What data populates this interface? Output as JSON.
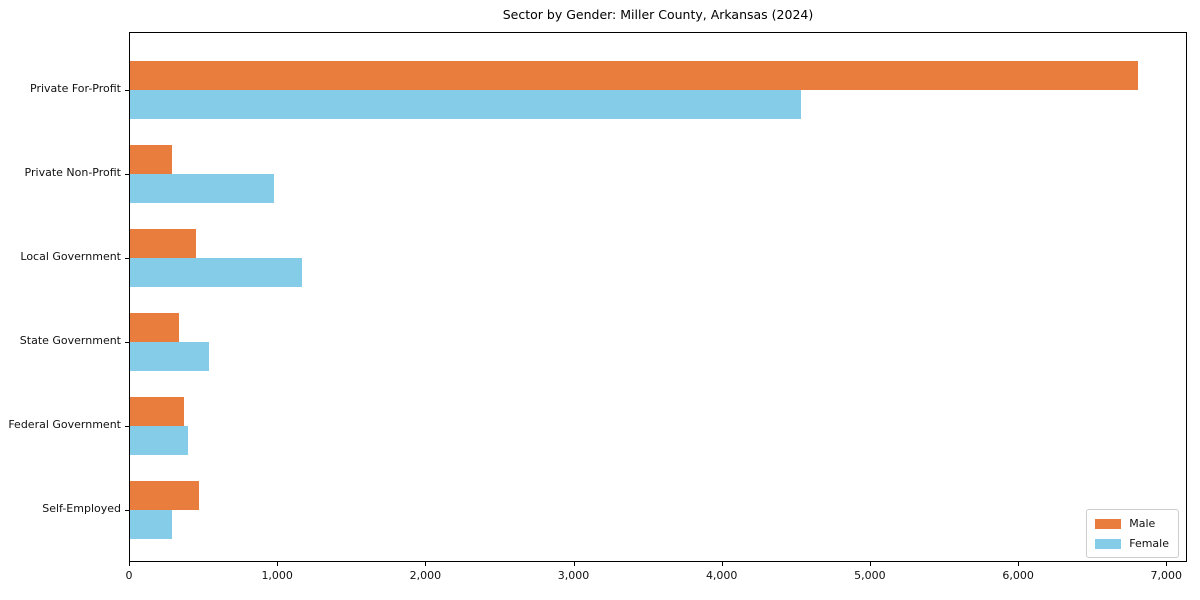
{
  "figure": {
    "background": "#ffffff",
    "axis_color": "#000000"
  },
  "chart_data": {
    "type": "bar",
    "orientation": "horizontal",
    "title": "Sector by Gender: Miller County, Arkansas (2024)",
    "categories": [
      "Private For-Profit",
      "Private Non-Profit",
      "Local Government",
      "State Government",
      "Federal Government",
      "Self-Employed"
    ],
    "series": [
      {
        "name": "Male",
        "color": "#e87d3e",
        "values": [
          6800,
          280,
          445,
          330,
          365,
          465
        ]
      },
      {
        "name": "Female",
        "color": "#85cce8",
        "values": [
          4530,
          970,
          1160,
          535,
          390,
          280
        ]
      }
    ],
    "xlim": [
      0,
      7140
    ],
    "xticks": [
      {
        "value": 0,
        "label": "0"
      },
      {
        "value": 1000,
        "label": "1,000"
      },
      {
        "value": 2000,
        "label": "2,000"
      },
      {
        "value": 3000,
        "label": "3,000"
      },
      {
        "value": 4000,
        "label": "4,000"
      },
      {
        "value": 5000,
        "label": "5,000"
      },
      {
        "value": 6000,
        "label": "6,000"
      },
      {
        "value": 7000,
        "label": "7,000"
      }
    ],
    "legend": {
      "position": "lower right",
      "entries": [
        "Male",
        "Female"
      ]
    },
    "grid": false
  }
}
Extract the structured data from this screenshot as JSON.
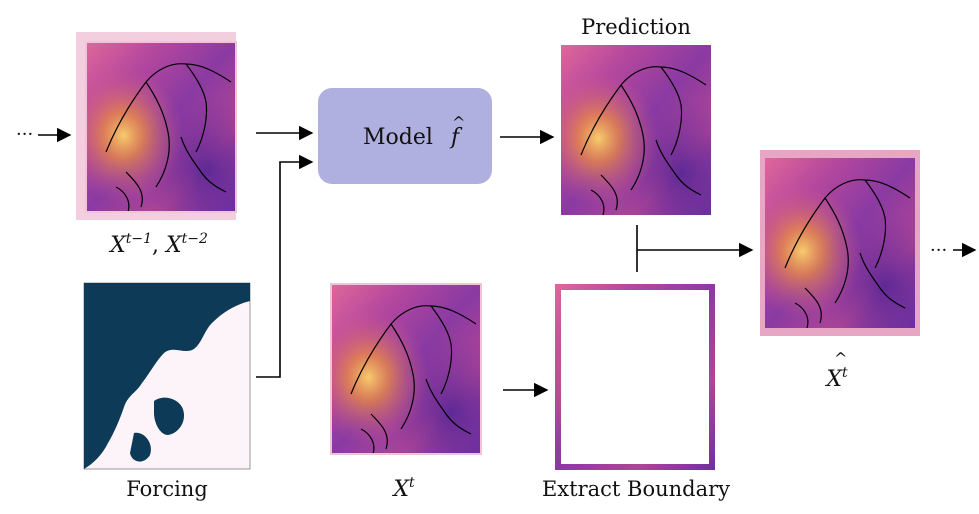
{
  "labels": {
    "prediction": "Prediction",
    "model": "Model",
    "model_symbol": "f",
    "model_hat": "^",
    "prev_states_1": "X",
    "prev_states_1_sup": "t−1",
    "prev_states_sep": ", ",
    "prev_states_2": "X",
    "prev_states_2_sup": "t−2",
    "forcing": "Forcing",
    "current_state": "X",
    "current_state_sup": "t",
    "extract_boundary": "Extract Boundary",
    "output_state": "X",
    "output_state_sup": "t",
    "output_hat": "^",
    "ellipsis_in": "···",
    "ellipsis_out": "···"
  },
  "colors": {
    "model_box": "#b0b0e0",
    "forcing_land": "#0d3b57",
    "forcing_sea": "#fdf4fa",
    "field_low": "#5a2b9c",
    "field_mid": "#c04a8e",
    "field_high": "#f3a236",
    "boundary_frame": "#d77aa6"
  }
}
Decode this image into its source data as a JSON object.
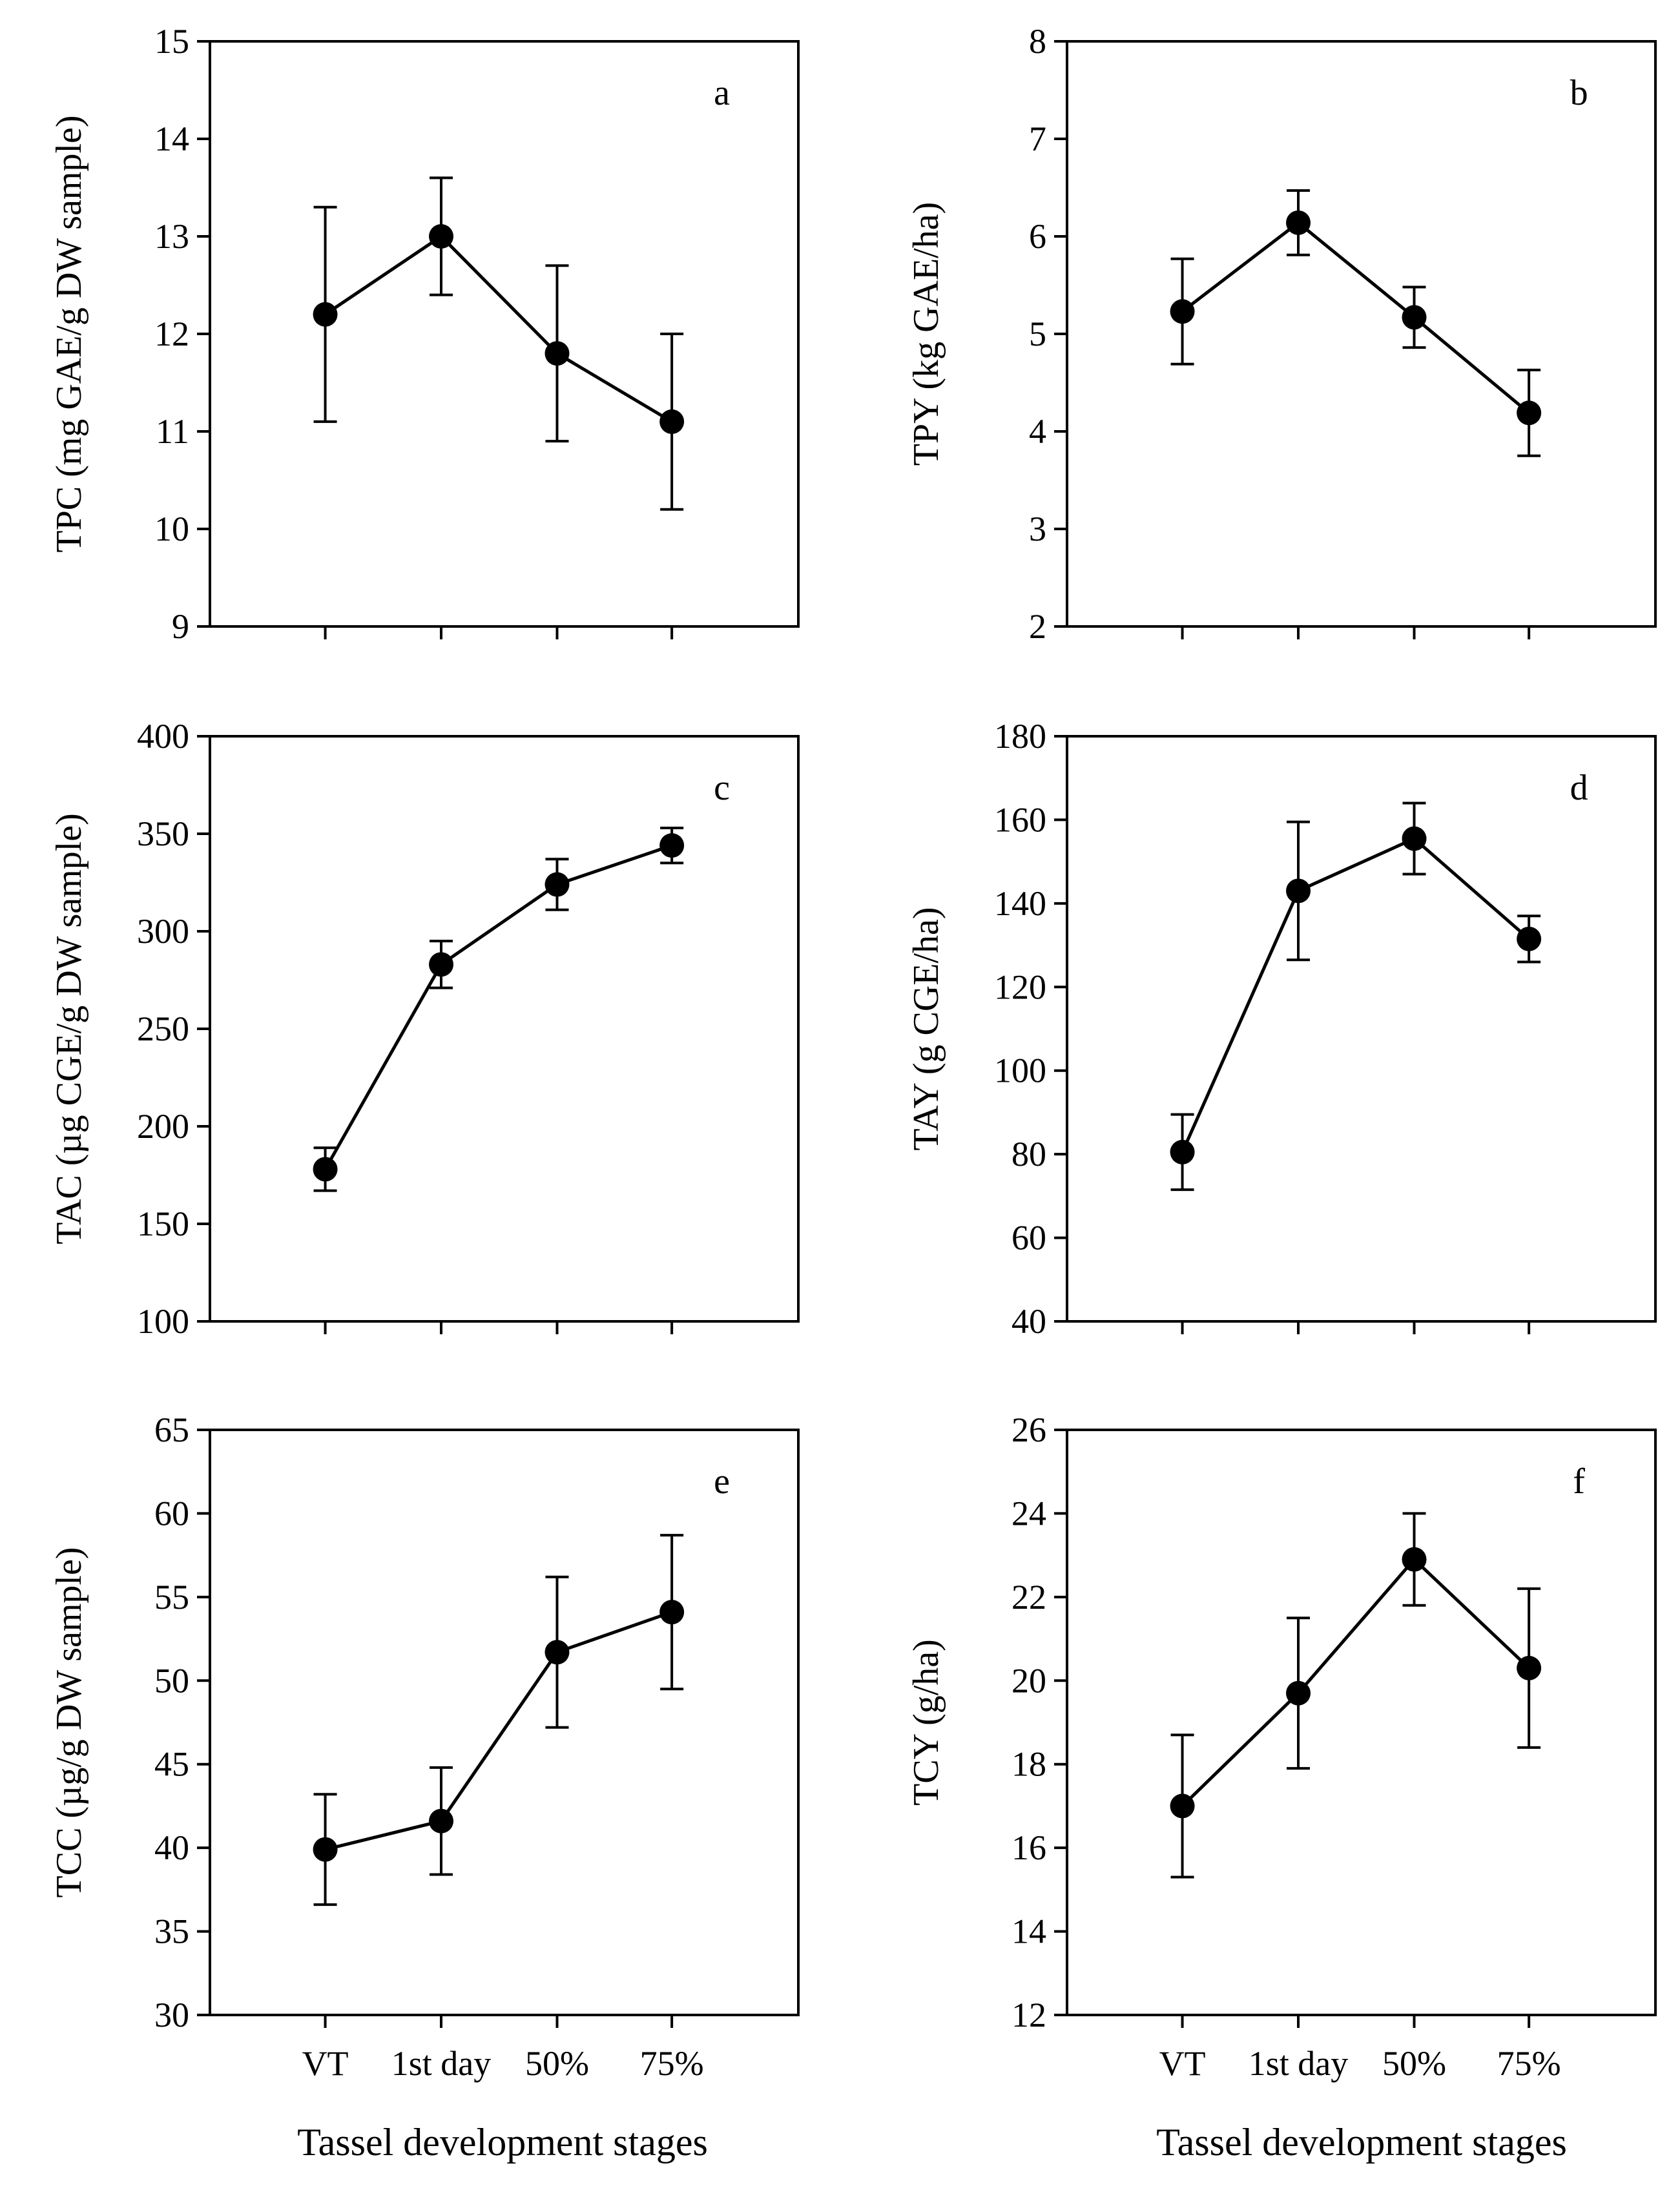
{
  "x_axis_title": "Tassel development stages",
  "categories": [
    "VT",
    "1st day",
    "50%",
    "75%"
  ],
  "chart_data": [
    {
      "type": "line",
      "letter": "a",
      "ylabel": "TPC (mg GAE/g DW sample)",
      "ylim": [
        9,
        15
      ],
      "yticks": [
        9,
        10,
        11,
        12,
        13,
        14,
        15
      ],
      "categories": [
        "VT",
        "1st day",
        "50%",
        "75%"
      ],
      "values": [
        12.2,
        13.0,
        11.8,
        11.1
      ],
      "errors": [
        1.1,
        0.6,
        0.9,
        0.9
      ],
      "xlabel": ""
    },
    {
      "type": "line",
      "letter": "b",
      "ylabel": "TPY (kg GAE/ha)",
      "ylim": [
        2,
        8
      ],
      "yticks": [
        2,
        3,
        4,
        5,
        6,
        7,
        8
      ],
      "categories": [
        "VT",
        "1st day",
        "50%",
        "75%"
      ],
      "values": [
        5.23,
        6.14,
        5.17,
        4.19
      ],
      "errors": [
        0.54,
        0.33,
        0.31,
        0.44
      ],
      "xlabel": ""
    },
    {
      "type": "line",
      "letter": "c",
      "ylabel": "TAC (µg CGE/g DW sample)",
      "ylim": [
        100,
        400
      ],
      "yticks": [
        100,
        150,
        200,
        250,
        300,
        350,
        400
      ],
      "categories": [
        "VT",
        "1st day",
        "50%",
        "75%"
      ],
      "values": [
        178,
        283,
        324,
        344
      ],
      "errors": [
        11,
        12,
        13,
        9
      ],
      "xlabel": ""
    },
    {
      "type": "line",
      "letter": "d",
      "ylabel": "TAY (g CGE/ha)",
      "ylim": [
        40,
        180
      ],
      "yticks": [
        40,
        60,
        80,
        100,
        120,
        140,
        160,
        180
      ],
      "categories": [
        "VT",
        "1st day",
        "50%",
        "75%"
      ],
      "values": [
        80.5,
        143,
        155.5,
        131.5
      ],
      "errors": [
        9,
        16.5,
        8.5,
        5.5
      ],
      "xlabel": ""
    },
    {
      "type": "line",
      "letter": "e",
      "ylabel": "TCC (µg/g DW sample)",
      "ylim": [
        30,
        65
      ],
      "yticks": [
        30,
        35,
        40,
        45,
        50,
        55,
        60,
        65
      ],
      "categories": [
        "VT",
        "1st day",
        "50%",
        "75%"
      ],
      "values": [
        39.9,
        41.6,
        51.7,
        54.1
      ],
      "errors": [
        3.3,
        3.2,
        4.5,
        4.6
      ],
      "xlabel": "Tassel development stages"
    },
    {
      "type": "line",
      "letter": "f",
      "ylabel": "TCY (g/ha)",
      "ylim": [
        12,
        26
      ],
      "yticks": [
        12,
        14,
        16,
        18,
        20,
        22,
        24,
        26
      ],
      "categories": [
        "VT",
        "1st day",
        "50%",
        "75%"
      ],
      "values": [
        17.0,
        19.7,
        22.9,
        20.3
      ],
      "errors": [
        1.7,
        1.8,
        1.1,
        1.9
      ],
      "xlabel": "Tassel development stages"
    }
  ]
}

Aim of the exercise :: Check every line of the data above for the string "Private", and copy those that have it.

The result ::
      "Private For-Profit",
      "Private Non-Profit",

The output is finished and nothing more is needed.